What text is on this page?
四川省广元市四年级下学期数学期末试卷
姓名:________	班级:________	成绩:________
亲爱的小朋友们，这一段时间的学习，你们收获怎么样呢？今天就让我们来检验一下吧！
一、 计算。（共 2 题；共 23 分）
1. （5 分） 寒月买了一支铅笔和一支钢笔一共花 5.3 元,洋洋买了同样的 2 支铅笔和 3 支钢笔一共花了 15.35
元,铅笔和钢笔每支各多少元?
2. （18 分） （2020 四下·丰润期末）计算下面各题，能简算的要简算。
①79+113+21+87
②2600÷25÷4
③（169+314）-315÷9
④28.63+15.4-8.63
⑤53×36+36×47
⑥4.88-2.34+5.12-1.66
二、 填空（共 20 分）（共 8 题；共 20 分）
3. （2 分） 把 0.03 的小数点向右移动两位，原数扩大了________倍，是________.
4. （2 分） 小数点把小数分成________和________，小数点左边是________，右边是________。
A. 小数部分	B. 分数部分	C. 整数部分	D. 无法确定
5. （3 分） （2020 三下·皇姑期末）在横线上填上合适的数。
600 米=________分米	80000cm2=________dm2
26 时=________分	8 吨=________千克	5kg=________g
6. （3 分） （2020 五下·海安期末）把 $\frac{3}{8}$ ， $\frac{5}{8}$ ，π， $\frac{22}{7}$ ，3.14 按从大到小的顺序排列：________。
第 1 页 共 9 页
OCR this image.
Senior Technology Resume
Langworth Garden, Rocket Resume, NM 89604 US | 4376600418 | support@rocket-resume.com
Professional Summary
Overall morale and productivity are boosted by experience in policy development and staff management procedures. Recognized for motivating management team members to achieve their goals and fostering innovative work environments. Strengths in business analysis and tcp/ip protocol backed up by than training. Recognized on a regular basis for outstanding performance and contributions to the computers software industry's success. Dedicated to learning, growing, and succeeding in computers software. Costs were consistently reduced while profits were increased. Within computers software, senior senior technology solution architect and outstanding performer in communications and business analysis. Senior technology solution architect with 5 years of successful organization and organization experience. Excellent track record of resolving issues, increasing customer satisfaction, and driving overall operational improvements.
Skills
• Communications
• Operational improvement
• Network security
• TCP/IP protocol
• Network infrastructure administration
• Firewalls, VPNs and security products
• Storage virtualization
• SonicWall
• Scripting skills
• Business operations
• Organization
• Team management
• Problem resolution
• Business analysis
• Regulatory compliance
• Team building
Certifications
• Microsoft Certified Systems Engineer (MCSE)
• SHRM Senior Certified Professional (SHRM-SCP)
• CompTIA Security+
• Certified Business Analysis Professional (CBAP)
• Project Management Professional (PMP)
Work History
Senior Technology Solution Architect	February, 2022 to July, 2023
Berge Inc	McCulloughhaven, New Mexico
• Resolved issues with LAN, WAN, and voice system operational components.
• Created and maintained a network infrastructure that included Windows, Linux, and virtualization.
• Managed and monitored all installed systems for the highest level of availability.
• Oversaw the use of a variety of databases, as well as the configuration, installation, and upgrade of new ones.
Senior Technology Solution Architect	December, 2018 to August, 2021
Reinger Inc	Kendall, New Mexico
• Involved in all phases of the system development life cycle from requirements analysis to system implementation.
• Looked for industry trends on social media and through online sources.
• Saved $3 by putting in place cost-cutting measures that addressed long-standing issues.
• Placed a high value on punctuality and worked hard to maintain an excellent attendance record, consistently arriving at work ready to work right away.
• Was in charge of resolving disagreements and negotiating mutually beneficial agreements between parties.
____
* **Task prompt**:
Out of the preceding entries, pull every line containing the string "Mexico".

* **Exercise output**:
Berge Inc	McCulloughhaven, New Mexico
Reinger Inc	Kendall, New Mexico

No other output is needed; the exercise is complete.